── Available records ──

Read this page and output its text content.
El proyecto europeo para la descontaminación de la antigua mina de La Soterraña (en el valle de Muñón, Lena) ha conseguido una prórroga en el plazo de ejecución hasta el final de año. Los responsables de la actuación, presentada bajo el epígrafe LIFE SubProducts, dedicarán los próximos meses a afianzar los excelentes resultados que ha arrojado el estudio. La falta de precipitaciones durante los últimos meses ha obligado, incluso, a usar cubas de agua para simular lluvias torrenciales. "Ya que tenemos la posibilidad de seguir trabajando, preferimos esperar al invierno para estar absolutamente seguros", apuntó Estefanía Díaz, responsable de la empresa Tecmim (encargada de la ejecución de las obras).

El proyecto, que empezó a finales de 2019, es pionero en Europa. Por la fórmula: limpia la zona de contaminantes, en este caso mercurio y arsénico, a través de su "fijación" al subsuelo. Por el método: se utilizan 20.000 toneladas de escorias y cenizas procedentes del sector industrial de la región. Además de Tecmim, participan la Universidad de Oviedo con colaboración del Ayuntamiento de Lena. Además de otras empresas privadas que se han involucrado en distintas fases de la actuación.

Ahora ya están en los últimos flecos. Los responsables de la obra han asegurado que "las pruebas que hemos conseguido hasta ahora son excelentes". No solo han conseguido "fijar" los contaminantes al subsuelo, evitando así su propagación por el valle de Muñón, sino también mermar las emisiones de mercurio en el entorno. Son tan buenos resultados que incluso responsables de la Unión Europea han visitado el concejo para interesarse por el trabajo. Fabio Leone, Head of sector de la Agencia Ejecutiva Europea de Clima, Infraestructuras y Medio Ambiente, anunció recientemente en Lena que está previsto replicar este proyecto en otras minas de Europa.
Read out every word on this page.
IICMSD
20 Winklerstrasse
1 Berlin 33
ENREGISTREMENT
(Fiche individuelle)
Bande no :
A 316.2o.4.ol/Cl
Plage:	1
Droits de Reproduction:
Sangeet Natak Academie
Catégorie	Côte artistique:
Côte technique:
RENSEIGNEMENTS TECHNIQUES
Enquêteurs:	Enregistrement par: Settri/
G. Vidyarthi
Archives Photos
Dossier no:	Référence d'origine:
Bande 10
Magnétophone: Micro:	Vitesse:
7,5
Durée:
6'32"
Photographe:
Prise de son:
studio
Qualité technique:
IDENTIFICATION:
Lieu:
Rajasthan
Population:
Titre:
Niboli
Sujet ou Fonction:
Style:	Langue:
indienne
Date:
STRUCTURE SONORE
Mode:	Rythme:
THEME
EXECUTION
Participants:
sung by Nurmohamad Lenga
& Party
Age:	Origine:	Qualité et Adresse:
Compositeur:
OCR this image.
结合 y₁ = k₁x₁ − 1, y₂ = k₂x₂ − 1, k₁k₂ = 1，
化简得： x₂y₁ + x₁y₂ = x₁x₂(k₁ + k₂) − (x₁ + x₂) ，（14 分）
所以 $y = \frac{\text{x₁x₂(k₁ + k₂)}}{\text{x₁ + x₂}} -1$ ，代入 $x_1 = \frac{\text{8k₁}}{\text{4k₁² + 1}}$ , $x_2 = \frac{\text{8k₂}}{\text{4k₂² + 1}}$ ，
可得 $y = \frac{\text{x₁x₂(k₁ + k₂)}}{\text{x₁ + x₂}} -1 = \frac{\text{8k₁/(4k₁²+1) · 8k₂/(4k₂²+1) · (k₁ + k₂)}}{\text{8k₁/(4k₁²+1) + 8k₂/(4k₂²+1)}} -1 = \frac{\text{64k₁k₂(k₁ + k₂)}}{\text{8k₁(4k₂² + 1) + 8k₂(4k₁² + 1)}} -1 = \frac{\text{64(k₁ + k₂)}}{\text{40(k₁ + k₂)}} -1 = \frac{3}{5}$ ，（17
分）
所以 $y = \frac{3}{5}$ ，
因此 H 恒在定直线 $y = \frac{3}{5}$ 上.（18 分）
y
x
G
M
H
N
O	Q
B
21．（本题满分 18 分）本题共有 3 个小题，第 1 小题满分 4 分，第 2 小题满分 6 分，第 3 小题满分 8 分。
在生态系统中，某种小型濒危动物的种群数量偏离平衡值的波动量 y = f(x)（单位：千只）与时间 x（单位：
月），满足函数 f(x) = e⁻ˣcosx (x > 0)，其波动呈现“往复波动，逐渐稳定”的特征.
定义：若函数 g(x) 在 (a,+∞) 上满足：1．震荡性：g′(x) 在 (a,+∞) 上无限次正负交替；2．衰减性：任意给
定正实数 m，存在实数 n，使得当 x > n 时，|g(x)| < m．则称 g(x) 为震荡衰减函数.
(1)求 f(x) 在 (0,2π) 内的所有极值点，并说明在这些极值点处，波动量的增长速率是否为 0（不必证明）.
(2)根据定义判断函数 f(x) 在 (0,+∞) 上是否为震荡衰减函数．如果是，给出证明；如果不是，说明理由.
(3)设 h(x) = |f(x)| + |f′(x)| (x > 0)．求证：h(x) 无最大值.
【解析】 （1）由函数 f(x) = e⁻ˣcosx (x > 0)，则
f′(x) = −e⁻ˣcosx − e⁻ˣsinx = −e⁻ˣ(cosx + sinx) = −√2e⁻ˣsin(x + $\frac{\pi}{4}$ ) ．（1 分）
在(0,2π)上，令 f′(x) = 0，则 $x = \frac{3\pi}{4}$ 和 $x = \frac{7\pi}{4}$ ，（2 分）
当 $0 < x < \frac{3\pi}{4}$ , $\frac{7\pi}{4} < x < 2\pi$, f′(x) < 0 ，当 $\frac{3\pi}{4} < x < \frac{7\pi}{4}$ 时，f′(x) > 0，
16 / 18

───

» **Exercise requirements**: Repeat each of the entries above precisely as given.

» **Solution**:
Read this page and output its text content.
El proyecto europeo para la descontaminación de la antigua mina de La Soterraña (en el valle de Muñón, Lena) ha conseguido una prórroga en el plazo de ejecución hasta el final de año. Los responsables de la actuación, presentada bajo el epígrafe LIFE SubProducts, dedicarán los próximos meses a afianzar los excelentes resultados que ha arrojado el estudio. La falta de precipitaciones durante los últimos meses ha obligado, incluso, a usar cubas de agua para simular lluvias torrenciales. "Ya que tenemos la posibilidad de seguir trabajando, preferimos esperar al invierno para estar absolutamente seguros", apuntó Estefanía Díaz, responsable de la empresa Tecmim (encargada de la ejecución de las obras).

El proyecto, que empezó a finales de 2019, es pionero en Europa. Por la fórmula: limpia la zona de contaminantes, en este caso mercurio y arsénico, a través de su "fijación" al subsuelo. Por el método: se utilizan 20.000 toneladas de escorias y cenizas procedentes del sector industrial de la región. Además de Tecmim, participan la Universidad de Oviedo con colaboración del Ayuntamiento de Lena. Además de otras empresas privadas que se han involucrado en distintas fases de la actuación.

Ahora ya están en los últimos flecos. Los responsables de la obra han asegurado que "las pruebas que hemos conseguido hasta ahora son excelentes". No solo han conseguido "fijar" los contaminantes al subsuelo, evitando así su propagación por el valle de Muñón, sino también mermar las emisiones de mercurio en el entorno. Son tan buenos resultados que incluso responsables de la Unión Europea han visitado el concejo para interesarse por el trabajo. Fabio Leone, Head of sector de la Agencia Ejecutiva Europea de Clima, Infraestructuras y Medio Ambiente, anunció recientemente en Lena que está previsto replicar este proyecto en otras minas de Europa.
Read out every word on this page.
IICMSD
20 Winklerstrasse
1 Berlin 33
ENREGISTREMENT
(Fiche individuelle)
Bande no :
A 316.2o.4.ol/Cl
Plage:	1
Droits de Reproduction:
Sangeet Natak Academie
Catégorie	Côte artistique:
Côte technique:
RENSEIGNEMENTS TECHNIQUES
Enquêteurs:	Enregistrement par: Settri/
G. Vidyarthi
Archives Photos
Dossier no:	Référence d'origine:
Bande 10
Magnétophone: Micro:	Vitesse:
7,5
Durée:
6'32"
Photographe:
Prise de son:
studio
Qualité technique:
IDENTIFICATION:
Lieu:
Rajasthan
Population:
Titre:
Niboli
Sujet ou Fonction:
Style:	Langue:
indienne
Date:
STRUCTURE SONORE
Mode:	Rythme:
THEME
EXECUTION
Participants:
sung by Nurmohamad Lenga
& Party
Age:	Origine:	Qualité et Adresse:
Compositeur:
OCR this image.
结合 y₁ = k₁x₁ − 1, y₂ = k₂x₂ − 1, k₁k₂ = 1，
化简得： x₂y₁ + x₁y₂ = x₁x₂(k₁ + k₂) − (x₁ + x₂) ，（14 分）
所以 $y = \frac{\text{x₁x₂(k₁ + k₂)}}{\text{x₁ + x₂}} -1$ ，代入 $x_1 = \frac{\text{8k₁}}{\text{4k₁² + 1}}$ , $x_2 = \frac{\text{8k₂}}{\text{4k₂² + 1}}$ ，
可得 $y = \frac{\text{x₁x₂(k₁ + k₂)}}{\text{x₁ + x₂}} -1 = \frac{\text{8k₁/(4k₁²+1) · 8k₂/(4k₂²+1) · (k₁ + k₂)}}{\text{8k₁/(4k₁²+1) + 8k₂/(4k₂²+1)}} -1 = \frac{\text{64k₁k₂(k₁ + k₂)}}{\text{8k₁(4k₂² + 1) + 8k₂(4k₁² + 1)}} -1 = \frac{\text{64(k₁ + k₂)}}{\text{40(k₁ + k₂)}} -1 = \frac{3}{5}$ ，（17
分）
所以 $y = \frac{3}{5}$ ，
因此 H 恒在定直线 $y = \frac{3}{5}$ 上.（18 分）
y
x
G
M
H
N
O	Q
B
21．（本题满分 18 分）本题共有 3 个小题，第 1 小题满分 4 分，第 2 小题满分 6 分，第 3 小题满分 8 分。
在生态系统中，某种小型濒危动物的种群数量偏离平衡值的波动量 y = f(x)（单位：千只）与时间 x（单位：
月），满足函数 f(x) = e⁻ˣcosx (x > 0)，其波动呈现“往复波动，逐渐稳定”的特征.
定义：若函数 g(x) 在 (a,+∞) 上满足：1．震荡性：g′(x) 在 (a,+∞) 上无限次正负交替；2．衰减性：任意给
定正实数 m，存在实数 n，使得当 x > n 时，|g(x)| < m．则称 g(x) 为震荡衰减函数.
(1)求 f(x) 在 (0,2π) 内的所有极值点，并说明在这些极值点处，波动量的增长速率是否为 0（不必证明）.
(2)根据定义判断函数 f(x) 在 (0,+∞) 上是否为震荡衰减函数．如果是，给出证明；如果不是，说明理由.
(3)设 h(x) = |f(x)| + |f′(x)| (x > 0)．求证：h(x) 无最大值.
【解析】 （1）由函数 f(x) = e⁻ˣcosx (x > 0)，则
f′(x) = −e⁻ˣcosx − e⁻ˣsinx = −e⁻ˣ(cosx + sinx) = −√2e⁻ˣsin(x + $\frac{\pi}{4}$ ) ．（1 分）
在(0,2π)上，令 f′(x) = 0，则 $x = \frac{3\pi}{4}$ 和 $x = \frac{7\pi}{4}$ ，（2 分）
当 $0 < x < \frac{3\pi}{4}$ , $\frac{7\pi}{4} < x < 2\pi$, f′(x) < 0 ，当 $\frac{3\pi}{4} < x < \frac{7\pi}{4}$ 时，f′(x) > 0，
16 / 18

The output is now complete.